-- begin Excerpted records --
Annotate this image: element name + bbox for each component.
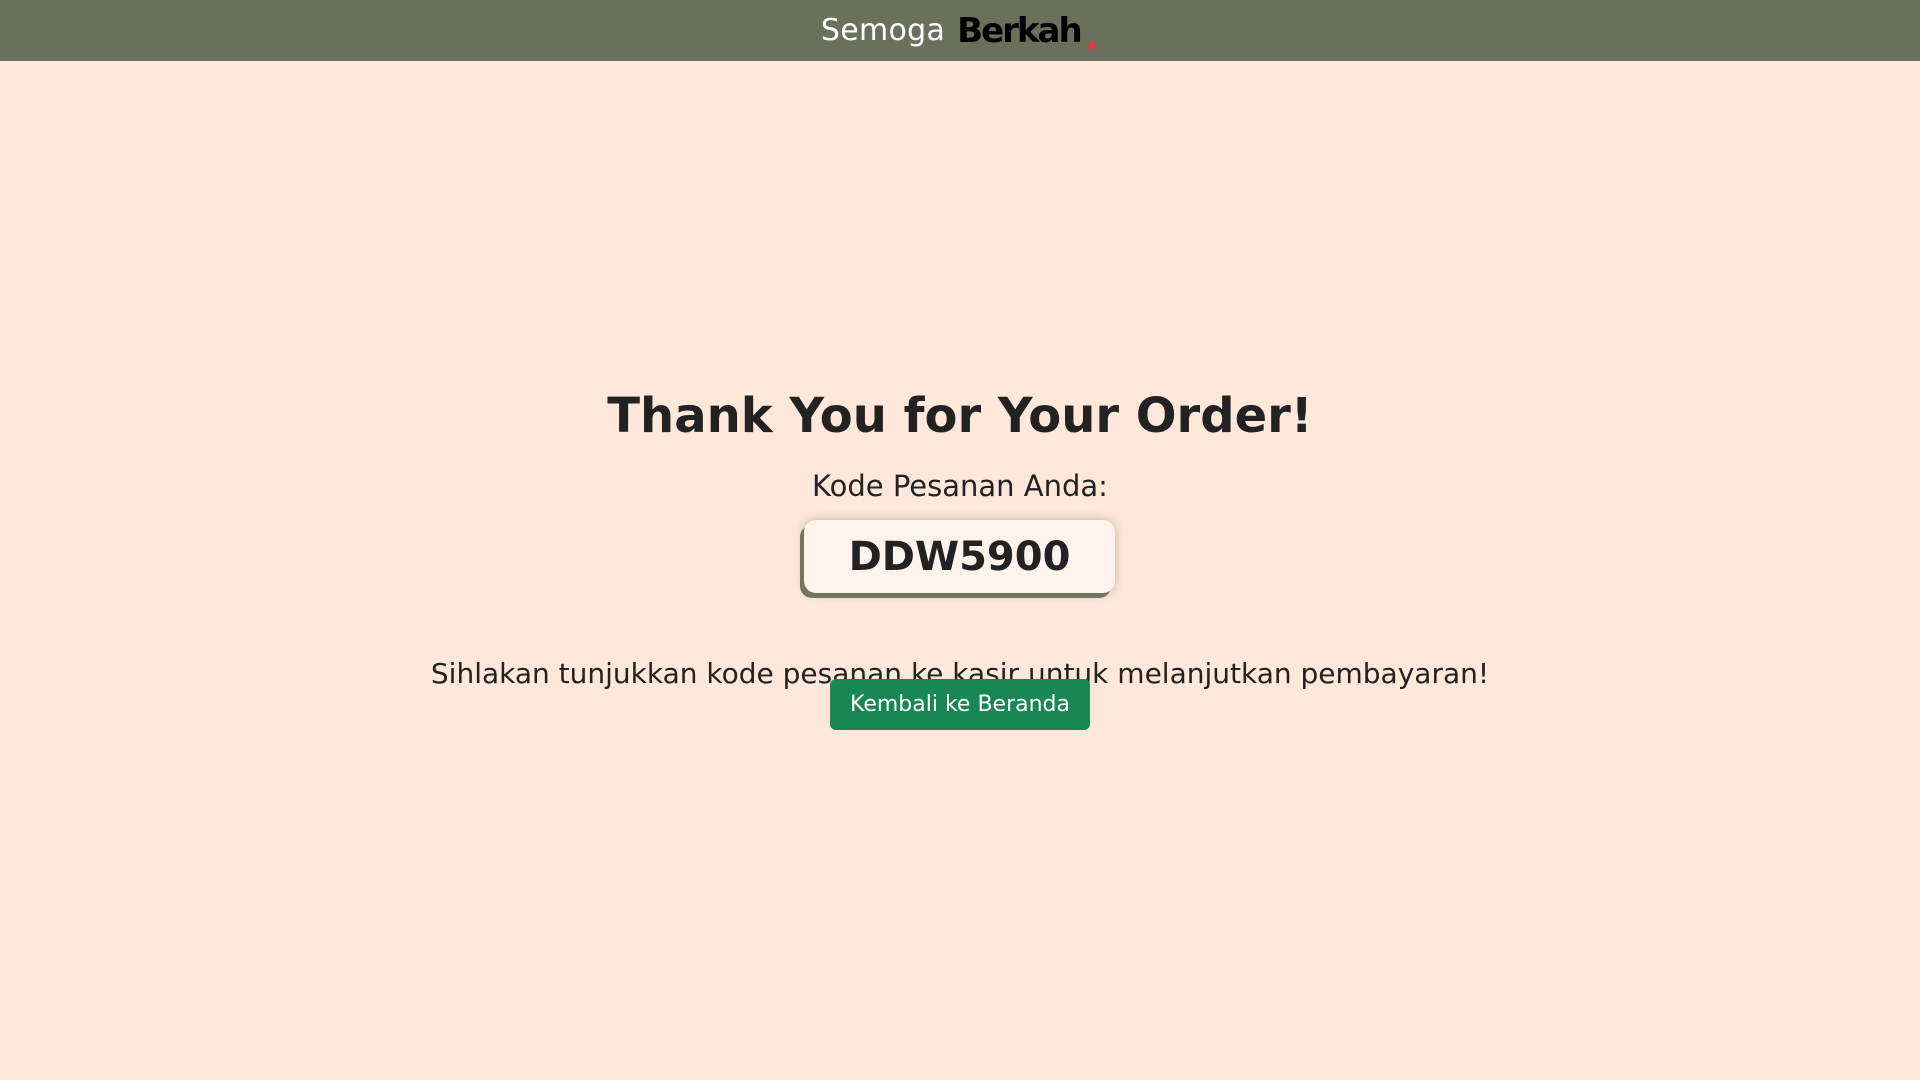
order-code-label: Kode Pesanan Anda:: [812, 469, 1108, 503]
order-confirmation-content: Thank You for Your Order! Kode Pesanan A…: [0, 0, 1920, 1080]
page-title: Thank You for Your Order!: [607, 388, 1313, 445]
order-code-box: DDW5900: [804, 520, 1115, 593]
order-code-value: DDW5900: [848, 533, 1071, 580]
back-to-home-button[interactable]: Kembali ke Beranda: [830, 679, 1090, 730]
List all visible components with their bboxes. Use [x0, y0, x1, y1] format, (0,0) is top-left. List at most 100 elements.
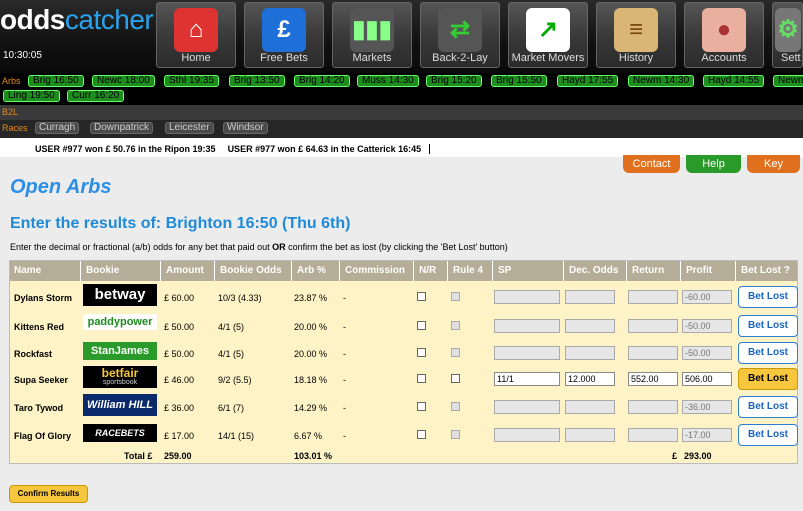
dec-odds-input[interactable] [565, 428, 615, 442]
-- end Excerpted records --
| What is needed |
Render every line of the material above as a Markdown table with the columns "No." and "Entry", numbering the rows and leaving out blank lines and the pictures.

| The answer |
| No. | Entry |
|---|---|
| 1 | Annotate this image: element name + bbox for each component. |
| 2 | order-code-label: Kode Pesanan Anda:: [812, 469, 1108, 503] |
| 3 | order-confirmation-content: Thank You for Your Order! Kode Pesanan A…: [0, 0, 1920, 1080] |
| 4 | page-title: Thank You for Your Order!: [607, 388, 1313, 445] |
| 5 | order-code-box: DDW5900: [804, 520, 1115, 593] |
| 6 | order-code-value: DDW5900: [848, 533, 1071, 580] |
| 7 | back-to-home-button[interactable]: Kembali ke Beranda: [830, 679, 1090, 730] |
| 8 | List all visible components with their bboxes. Use [x0, y0, x1, y1] format, (0,0) is top-left. List at most 100 elements. |
| 9 | dec-odds-input[interactable] [565, 428, 615, 442] |